◆ DATA LINES:
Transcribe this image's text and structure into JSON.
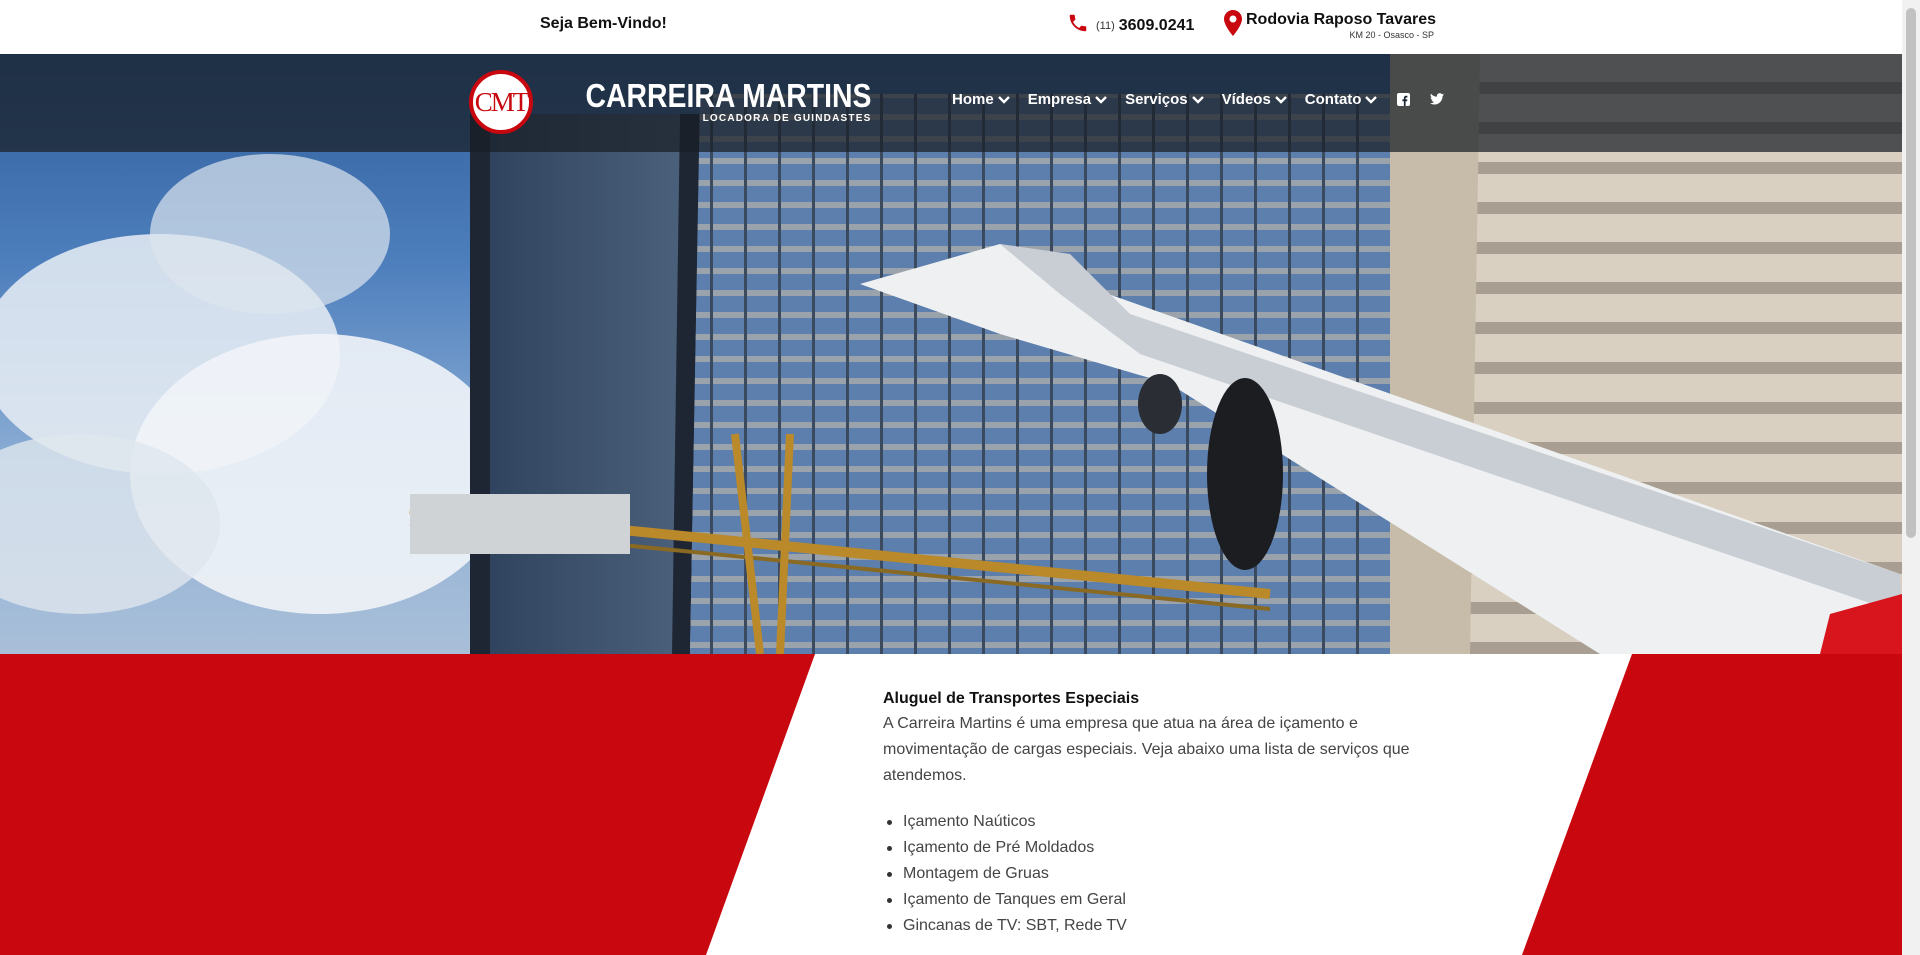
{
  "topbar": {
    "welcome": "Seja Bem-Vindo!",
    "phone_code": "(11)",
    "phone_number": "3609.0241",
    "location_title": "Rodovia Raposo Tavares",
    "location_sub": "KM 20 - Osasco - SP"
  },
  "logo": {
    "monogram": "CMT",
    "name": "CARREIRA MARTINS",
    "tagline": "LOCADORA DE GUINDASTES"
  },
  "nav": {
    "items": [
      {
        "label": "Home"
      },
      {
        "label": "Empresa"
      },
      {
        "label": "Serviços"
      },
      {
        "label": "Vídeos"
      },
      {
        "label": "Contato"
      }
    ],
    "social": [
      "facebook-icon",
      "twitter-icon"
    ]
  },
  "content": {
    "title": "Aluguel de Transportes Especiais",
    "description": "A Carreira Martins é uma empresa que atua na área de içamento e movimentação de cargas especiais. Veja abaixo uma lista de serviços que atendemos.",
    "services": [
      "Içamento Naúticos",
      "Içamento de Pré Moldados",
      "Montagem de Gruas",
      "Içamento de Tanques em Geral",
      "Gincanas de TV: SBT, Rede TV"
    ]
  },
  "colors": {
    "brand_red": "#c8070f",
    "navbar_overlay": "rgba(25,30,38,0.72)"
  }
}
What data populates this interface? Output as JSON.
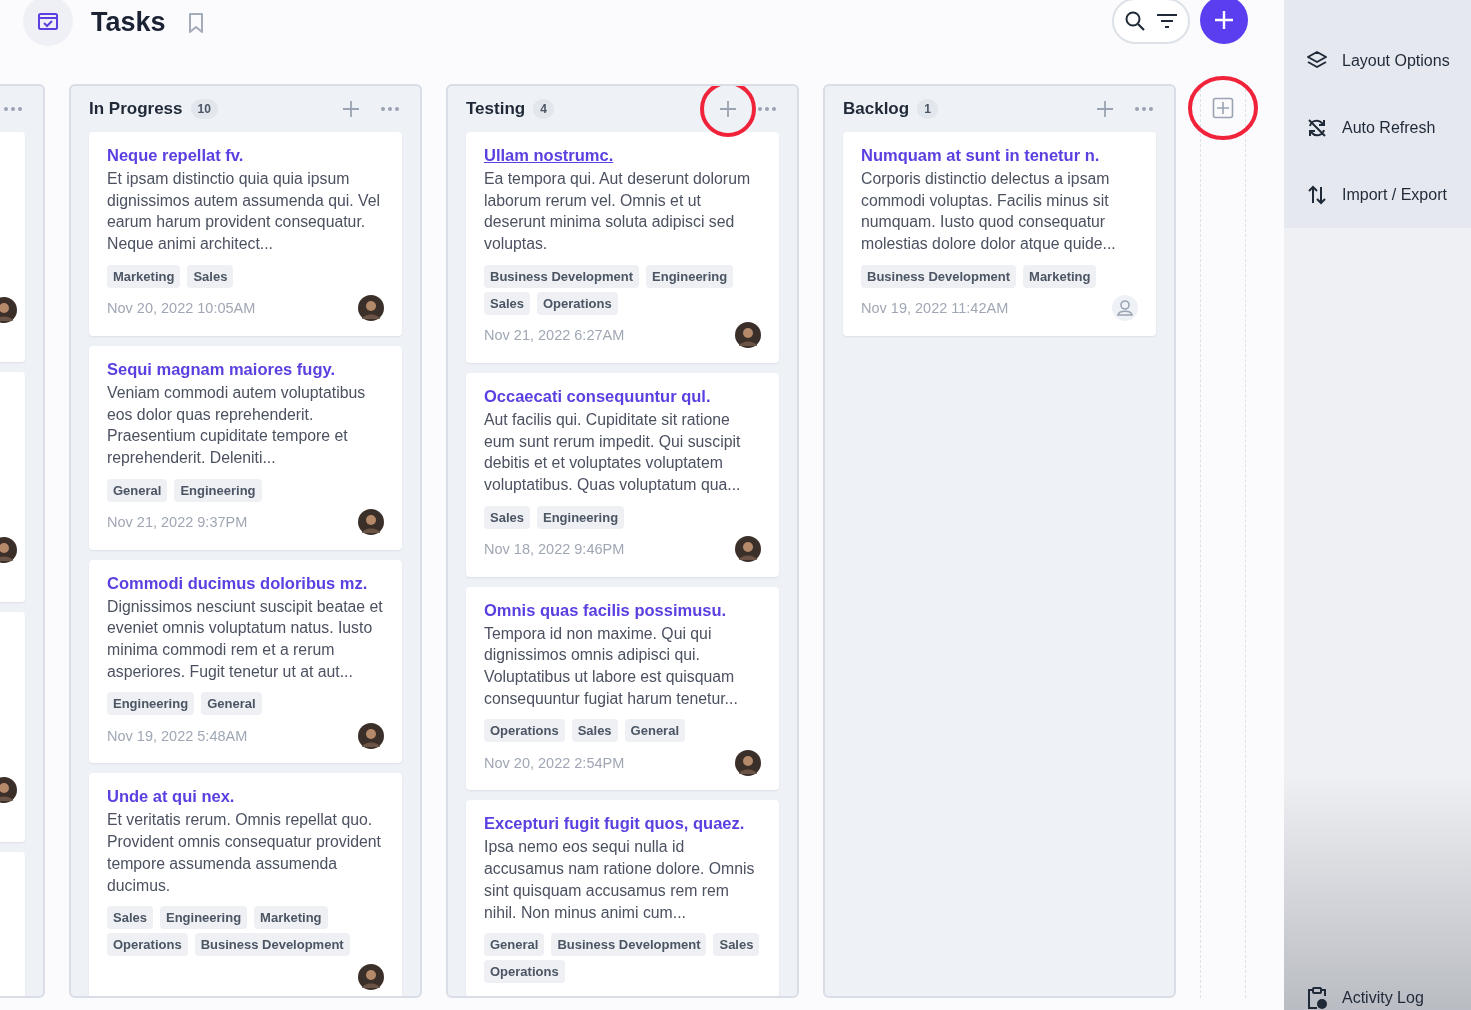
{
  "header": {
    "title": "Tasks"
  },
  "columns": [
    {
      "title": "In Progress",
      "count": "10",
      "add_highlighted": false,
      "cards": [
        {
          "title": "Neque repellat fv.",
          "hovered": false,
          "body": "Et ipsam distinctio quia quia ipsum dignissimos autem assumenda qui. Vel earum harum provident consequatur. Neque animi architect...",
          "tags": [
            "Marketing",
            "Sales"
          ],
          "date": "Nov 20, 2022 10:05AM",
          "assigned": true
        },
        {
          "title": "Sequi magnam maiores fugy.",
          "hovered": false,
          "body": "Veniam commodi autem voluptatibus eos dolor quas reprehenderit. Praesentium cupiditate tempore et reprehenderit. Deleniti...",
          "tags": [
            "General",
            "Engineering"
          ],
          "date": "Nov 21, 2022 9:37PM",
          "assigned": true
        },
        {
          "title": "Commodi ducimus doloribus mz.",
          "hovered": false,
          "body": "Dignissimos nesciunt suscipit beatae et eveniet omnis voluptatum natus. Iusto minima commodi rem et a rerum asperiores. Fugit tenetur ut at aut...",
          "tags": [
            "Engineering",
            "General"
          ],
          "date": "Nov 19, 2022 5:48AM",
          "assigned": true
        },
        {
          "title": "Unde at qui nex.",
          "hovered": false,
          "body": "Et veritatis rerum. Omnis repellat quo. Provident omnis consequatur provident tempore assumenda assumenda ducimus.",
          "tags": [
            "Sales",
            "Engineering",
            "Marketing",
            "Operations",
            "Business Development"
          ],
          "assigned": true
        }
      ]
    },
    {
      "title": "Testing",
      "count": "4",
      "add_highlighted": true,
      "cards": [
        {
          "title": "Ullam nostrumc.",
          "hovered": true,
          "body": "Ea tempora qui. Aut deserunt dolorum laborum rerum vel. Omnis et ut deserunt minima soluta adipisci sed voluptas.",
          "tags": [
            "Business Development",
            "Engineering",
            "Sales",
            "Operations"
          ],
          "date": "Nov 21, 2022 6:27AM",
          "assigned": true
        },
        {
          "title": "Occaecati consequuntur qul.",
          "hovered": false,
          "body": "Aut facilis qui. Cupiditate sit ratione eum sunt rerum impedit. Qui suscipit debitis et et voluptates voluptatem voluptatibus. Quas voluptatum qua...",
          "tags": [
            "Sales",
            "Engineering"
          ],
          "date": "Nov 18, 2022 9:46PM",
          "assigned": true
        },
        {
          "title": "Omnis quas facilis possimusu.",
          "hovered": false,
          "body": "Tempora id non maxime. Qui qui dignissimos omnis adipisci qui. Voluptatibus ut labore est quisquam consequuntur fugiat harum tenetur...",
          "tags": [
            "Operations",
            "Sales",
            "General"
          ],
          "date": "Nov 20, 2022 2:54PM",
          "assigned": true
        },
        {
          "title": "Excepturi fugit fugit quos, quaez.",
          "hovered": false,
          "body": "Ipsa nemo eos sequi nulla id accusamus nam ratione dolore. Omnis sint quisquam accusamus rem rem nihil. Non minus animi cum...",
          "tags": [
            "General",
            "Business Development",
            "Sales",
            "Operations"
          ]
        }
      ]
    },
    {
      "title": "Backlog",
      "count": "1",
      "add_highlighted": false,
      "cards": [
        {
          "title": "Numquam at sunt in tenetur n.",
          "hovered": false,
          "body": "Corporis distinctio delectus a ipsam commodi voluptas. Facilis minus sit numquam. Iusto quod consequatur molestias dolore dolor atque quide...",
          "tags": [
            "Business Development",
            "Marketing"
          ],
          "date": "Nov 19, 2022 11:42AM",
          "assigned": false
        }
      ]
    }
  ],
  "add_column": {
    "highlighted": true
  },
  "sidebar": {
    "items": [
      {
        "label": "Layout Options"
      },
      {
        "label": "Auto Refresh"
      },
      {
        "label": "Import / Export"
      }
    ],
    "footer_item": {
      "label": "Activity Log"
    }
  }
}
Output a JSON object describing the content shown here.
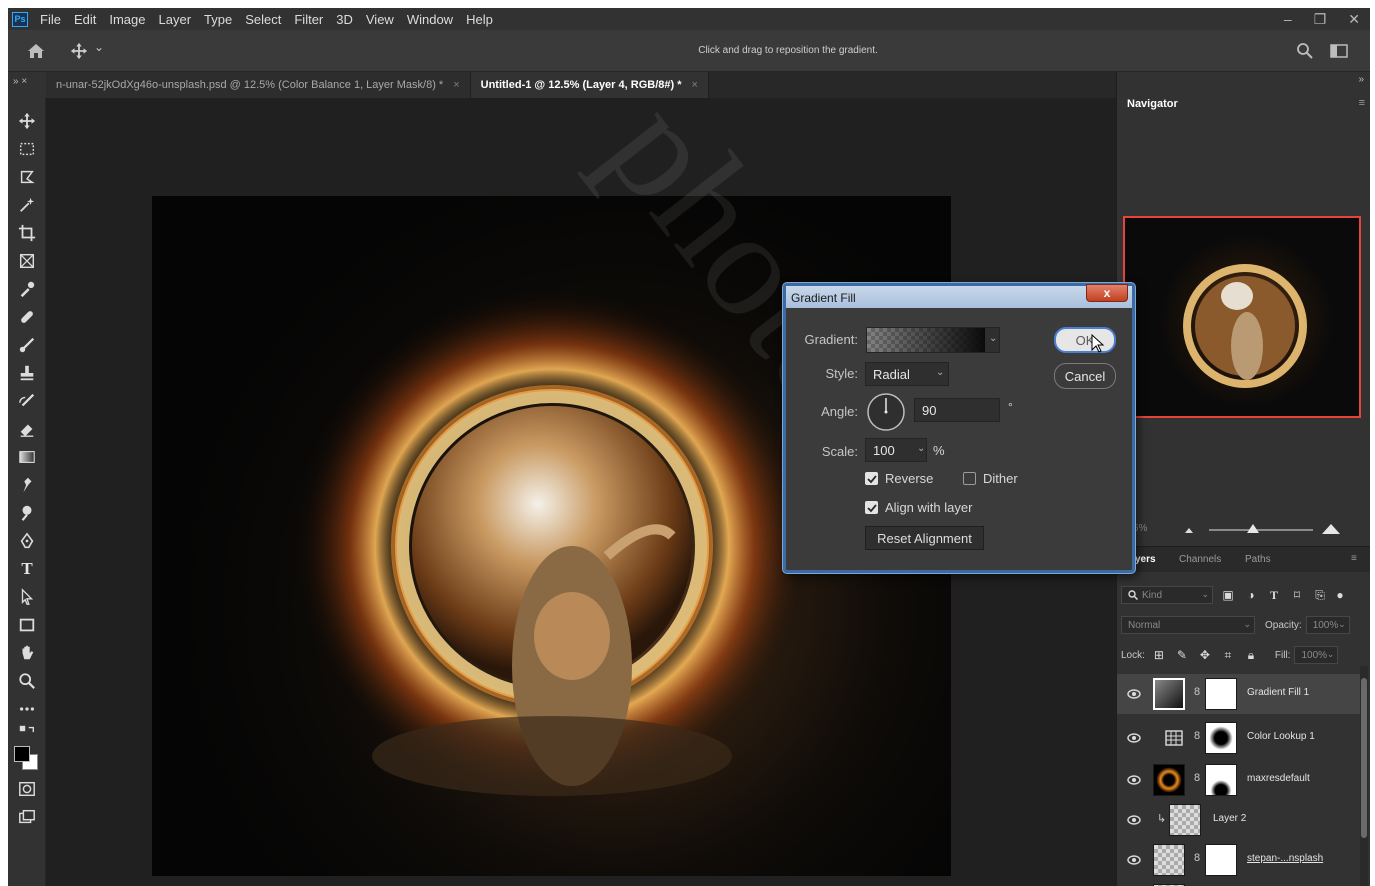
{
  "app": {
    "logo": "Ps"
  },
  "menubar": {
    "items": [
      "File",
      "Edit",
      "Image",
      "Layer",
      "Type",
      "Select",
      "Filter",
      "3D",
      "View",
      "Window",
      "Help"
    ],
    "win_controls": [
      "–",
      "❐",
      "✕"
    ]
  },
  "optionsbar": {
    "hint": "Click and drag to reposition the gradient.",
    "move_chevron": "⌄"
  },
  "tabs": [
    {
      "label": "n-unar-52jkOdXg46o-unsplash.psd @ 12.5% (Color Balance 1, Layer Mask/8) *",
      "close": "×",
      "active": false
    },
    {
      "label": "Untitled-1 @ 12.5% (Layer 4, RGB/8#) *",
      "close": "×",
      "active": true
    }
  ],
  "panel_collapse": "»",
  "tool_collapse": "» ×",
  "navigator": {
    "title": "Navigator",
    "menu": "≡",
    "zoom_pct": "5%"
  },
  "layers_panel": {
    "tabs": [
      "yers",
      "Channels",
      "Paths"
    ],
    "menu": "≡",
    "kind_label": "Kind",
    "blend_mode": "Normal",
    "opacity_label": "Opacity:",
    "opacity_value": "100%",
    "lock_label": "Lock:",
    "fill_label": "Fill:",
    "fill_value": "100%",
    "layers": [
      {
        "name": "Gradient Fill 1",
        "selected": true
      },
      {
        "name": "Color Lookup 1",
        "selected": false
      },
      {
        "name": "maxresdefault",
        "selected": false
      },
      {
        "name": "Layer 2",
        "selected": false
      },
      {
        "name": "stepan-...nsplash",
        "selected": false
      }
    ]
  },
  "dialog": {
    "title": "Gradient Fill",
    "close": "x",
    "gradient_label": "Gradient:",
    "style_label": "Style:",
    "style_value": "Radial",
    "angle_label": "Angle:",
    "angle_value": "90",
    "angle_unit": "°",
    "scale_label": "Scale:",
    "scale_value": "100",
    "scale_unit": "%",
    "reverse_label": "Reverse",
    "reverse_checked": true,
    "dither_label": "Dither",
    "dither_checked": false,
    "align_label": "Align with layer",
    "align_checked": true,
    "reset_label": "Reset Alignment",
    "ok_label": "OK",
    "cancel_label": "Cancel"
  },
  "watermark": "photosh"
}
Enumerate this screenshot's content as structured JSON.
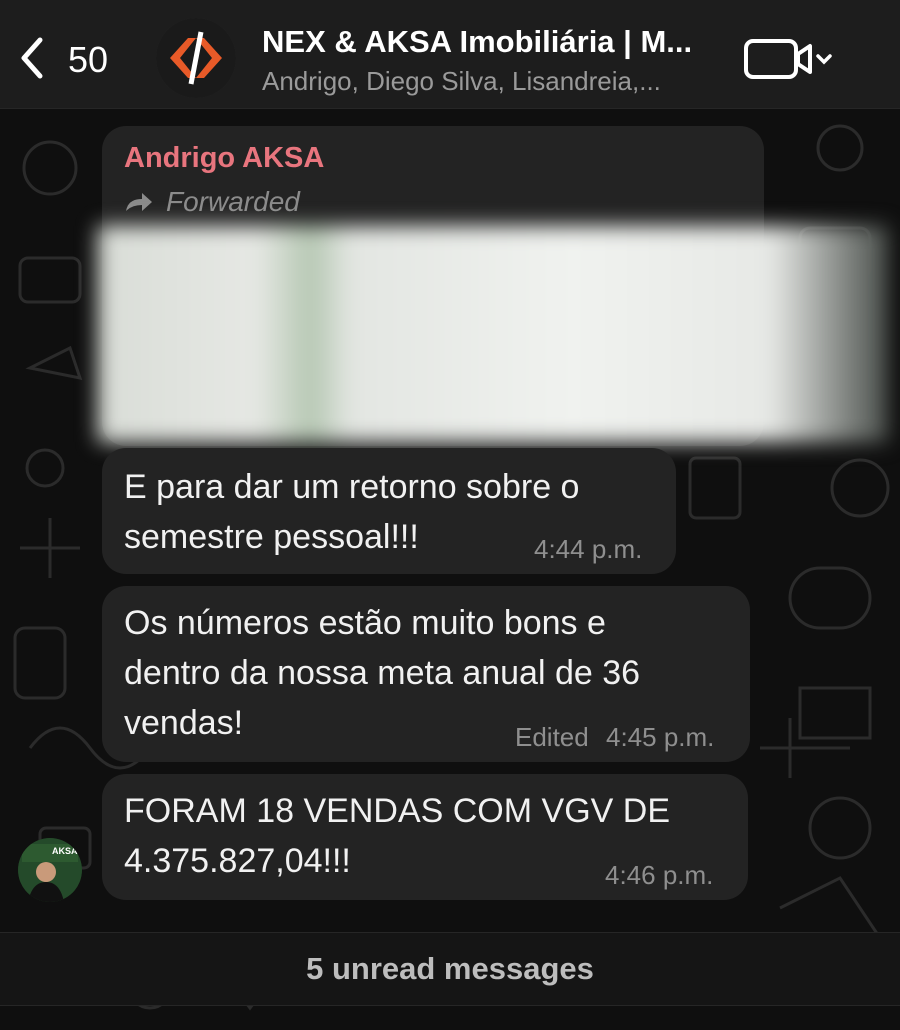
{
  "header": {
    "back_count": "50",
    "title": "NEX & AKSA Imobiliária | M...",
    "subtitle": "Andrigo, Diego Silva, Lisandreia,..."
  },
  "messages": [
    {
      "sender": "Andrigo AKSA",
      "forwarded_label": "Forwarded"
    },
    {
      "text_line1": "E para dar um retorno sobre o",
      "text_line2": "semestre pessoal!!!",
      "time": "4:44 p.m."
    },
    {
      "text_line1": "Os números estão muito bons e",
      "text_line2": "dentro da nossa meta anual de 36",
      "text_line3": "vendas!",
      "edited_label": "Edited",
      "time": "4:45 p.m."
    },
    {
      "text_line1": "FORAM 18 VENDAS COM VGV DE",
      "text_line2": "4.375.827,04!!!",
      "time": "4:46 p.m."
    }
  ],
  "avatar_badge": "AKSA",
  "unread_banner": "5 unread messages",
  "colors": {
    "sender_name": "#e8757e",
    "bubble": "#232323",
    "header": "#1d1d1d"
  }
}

◆ WHAT YOU HAVE TO DO: Work out how many lines of the listing above include "JSON". Answer with the number and nothing more.

◆ RESULT: 4